- Exercise task
Below are some records; reproduce every one of them exactly.

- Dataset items
= = = = = = =

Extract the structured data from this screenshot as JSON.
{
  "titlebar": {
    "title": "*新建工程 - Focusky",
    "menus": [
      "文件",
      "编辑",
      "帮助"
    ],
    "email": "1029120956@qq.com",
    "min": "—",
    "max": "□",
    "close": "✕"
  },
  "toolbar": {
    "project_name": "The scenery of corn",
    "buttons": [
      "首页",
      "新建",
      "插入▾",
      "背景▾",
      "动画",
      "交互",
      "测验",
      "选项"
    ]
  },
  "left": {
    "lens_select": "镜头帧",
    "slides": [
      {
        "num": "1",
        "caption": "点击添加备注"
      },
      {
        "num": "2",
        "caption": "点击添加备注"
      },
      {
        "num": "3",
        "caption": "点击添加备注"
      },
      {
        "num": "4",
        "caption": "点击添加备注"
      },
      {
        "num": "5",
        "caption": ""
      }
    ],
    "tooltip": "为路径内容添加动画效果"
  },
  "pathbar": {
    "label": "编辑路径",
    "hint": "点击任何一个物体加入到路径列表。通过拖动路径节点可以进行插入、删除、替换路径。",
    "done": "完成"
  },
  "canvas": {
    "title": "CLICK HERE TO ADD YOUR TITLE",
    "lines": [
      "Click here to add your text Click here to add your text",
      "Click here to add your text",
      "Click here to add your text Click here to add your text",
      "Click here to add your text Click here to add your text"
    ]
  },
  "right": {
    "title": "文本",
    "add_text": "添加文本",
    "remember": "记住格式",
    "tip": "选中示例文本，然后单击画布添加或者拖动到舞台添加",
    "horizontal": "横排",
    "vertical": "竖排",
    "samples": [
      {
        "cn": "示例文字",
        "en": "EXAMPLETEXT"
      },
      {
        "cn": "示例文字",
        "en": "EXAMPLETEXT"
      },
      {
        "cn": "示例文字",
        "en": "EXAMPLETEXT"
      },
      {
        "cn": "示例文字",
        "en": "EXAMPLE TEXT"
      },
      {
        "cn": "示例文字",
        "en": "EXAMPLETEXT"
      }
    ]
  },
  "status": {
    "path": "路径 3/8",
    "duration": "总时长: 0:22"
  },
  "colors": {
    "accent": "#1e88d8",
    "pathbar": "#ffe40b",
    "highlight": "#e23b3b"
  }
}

= = = = = = =

- Correct output
Extract the structured data from this screenshot as JSON.
{
  "titlebar": {
    "title": "*新建工程 - Focusky",
    "menus": [
      "文件",
      "编辑",
      "帮助"
    ],
    "email": "1029120956@qq.com",
    "min": "—",
    "max": "□",
    "close": "✕"
  },
  "toolbar": {
    "project_name": "The scenery of corn",
    "buttons": [
      "首页",
      "新建",
      "插入▾",
      "背景▾",
      "动画",
      "交互",
      "测验",
      "选项"
    ]
  },
  "left": {
    "lens_select": "镜头帧",
    "slides": [
      {
        "num": "1",
        "caption": "点击添加备注"
      },
      {
        "num": "2",
        "caption": "点击添加备注"
      },
      {
        "num": "3",
        "caption": "点击添加备注"
      },
      {
        "num": "4",
        "caption": "点击添加备注"
      },
      {
        "num": "5",
        "caption": ""
      }
    ],
    "tooltip": "为路径内容添加动画效果"
  },
  "pathbar": {
    "label": "编辑路径",
    "hint": "点击任何一个物体加入到路径列表。通过拖动路径节点可以进行插入、删除、替换路径。",
    "done": "完成"
  },
  "canvas": {
    "title": "CLICK HERE TO ADD YOUR TITLE",
    "lines": [
      "Click here to add your text Click here to add your text",
      "Click here to add your text",
      "Click here to add your text Click here to add your text",
      "Click here to add your text Click here to add your text"
    ]
  },
  "right": {
    "title": "文本",
    "add_text": "添加文本",
    "remember": "记住格式",
    "tip": "选中示例文本，然后单击画布添加或者拖动到舞台添加",
    "horizontal": "横排",
    "vertical": "竖排",
    "samples": [
      {
        "cn": "示例文字",
        "en": "EXAMPLETEXT"
      },
      {
        "cn": "示例文字",
        "en": "EXAMPLETEXT"
      },
      {
        "cn": "示例文字",
        "en": "EXAMPLETEXT"
      },
      {
        "cn": "示例文字",
        "en": "EXAMPLE TEXT"
      },
      {
        "cn": "示例文字",
        "en": "EXAMPLETEXT"
      }
    ]
  },
  "status": {
    "path": "路径 3/8",
    "duration": "总时长: 0:22"
  },
  "colors": {
    "accent": "#1e88d8",
    "pathbar": "#ffe40b",
    "highlight": "#e23b3b"
  }
}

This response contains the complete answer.